====== Texte source

Ma bien chère fille,
Je vous sais à Paris, par la lettre de B[ordeau]x que vous m’avez adressée. Nous prions et nous prierons pour cette bonne Soeur Dominique(1). La situation à B[ordeau]x s’améliore donc. Je vous promets de faire ce que je pourrai pour y soutenir Soeur M.-Gonz[ague], si mes lettres y peuvent quelque chose.
Voici maintenant un singulier projet. Trois personnes qui ne font pas partie de l’oeuvre des adoratrices, mais qui voudraient en faire partie, voudraient avoir l’adoration perpétuelle et une maison. Je leur ai fait dire qu’elles pourraient employer leur argent, 150.000 francs, soit à bâtir la chapelle du prieuré, soit à bâtir dix à douze cellules dans un corps de bâtiment que l’on construirait dans le jardin potager, de façon qu’elles auraient leur jardin à elles séparé de celui de la communauté, leur entrée à elles, seulement la chapelle commune. La situation de la future cuisine ferait qu’on pourrait les nourrir, ce qui leur serait une économie.

============

▸ Consigne de travail: Pouvez-vous reprendre la lettre sur le projet des trois personnes qui veulent l'adoration perpétuelle, juste après sa dernière phrase ?

====== Enregistrements du corpus

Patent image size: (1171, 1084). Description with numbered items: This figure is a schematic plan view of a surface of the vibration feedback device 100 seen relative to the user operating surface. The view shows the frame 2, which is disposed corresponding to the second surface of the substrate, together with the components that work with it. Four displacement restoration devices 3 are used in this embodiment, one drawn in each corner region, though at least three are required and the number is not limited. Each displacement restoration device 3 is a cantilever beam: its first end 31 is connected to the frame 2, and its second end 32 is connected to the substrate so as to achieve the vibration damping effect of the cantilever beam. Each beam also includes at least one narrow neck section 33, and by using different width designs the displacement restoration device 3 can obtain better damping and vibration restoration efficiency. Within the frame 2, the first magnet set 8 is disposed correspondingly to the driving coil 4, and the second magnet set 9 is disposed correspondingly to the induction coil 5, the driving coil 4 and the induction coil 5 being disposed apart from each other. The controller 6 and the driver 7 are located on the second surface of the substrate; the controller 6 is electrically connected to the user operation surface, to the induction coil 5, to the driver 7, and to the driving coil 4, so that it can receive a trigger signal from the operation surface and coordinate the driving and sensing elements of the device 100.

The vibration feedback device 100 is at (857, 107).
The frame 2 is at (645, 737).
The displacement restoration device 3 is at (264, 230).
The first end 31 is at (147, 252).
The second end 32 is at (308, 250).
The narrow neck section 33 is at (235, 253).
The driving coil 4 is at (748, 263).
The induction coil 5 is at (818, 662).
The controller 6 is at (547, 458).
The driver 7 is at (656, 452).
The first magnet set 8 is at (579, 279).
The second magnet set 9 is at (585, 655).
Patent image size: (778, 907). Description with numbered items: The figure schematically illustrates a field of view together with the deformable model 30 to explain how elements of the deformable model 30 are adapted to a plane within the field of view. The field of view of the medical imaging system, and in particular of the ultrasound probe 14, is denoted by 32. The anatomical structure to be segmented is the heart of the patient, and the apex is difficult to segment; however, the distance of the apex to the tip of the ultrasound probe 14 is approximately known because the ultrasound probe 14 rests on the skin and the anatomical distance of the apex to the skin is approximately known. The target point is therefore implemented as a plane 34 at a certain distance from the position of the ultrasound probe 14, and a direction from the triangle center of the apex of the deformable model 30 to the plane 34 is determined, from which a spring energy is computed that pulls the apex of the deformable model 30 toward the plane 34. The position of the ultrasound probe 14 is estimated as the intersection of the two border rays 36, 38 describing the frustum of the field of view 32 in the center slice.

============

▸ Réponse à l'exercice:
Pensez-vous que je doive poursuivre cette idée? Ce seraient, à proprement parler, des dames pensionnaires soumises à une règle. Le plus curieux, c’est qu’elles voudraient la messe et [les] vêpres chantées tous les jours; elles ont un prêtre à leurs ordres pour cela. Si les religieuses ne faisaient que laisser faire, je n’y verrais pas un grand inconvénient. Enfin, répondez-moi, je vous prie, un mot pour savoir votre pensée là-dessus(2). Quant à moi, j’y verrais le très grand avantage de pousser certaines personnes des adoratrices à l’Assomption.
Je vous préviens que j’accepte très rondement vos mea culpa(3). Ah, ma chère fille, je ne suis pas assez mauvais pour vous reprocher ce que vous avez fait souffrir à votre père. Mais puisque vous vous en doutez à présent, soyons désormais franchement et cordialement ce que nous devons être l’un pour l’autre, sous l’oeil de Dieu. Croiriez-vous que je suis au plus tendre avec Soeur M.-Aug[ustine]? Quelle tête! Tout vôtre en Notre-Seigneur.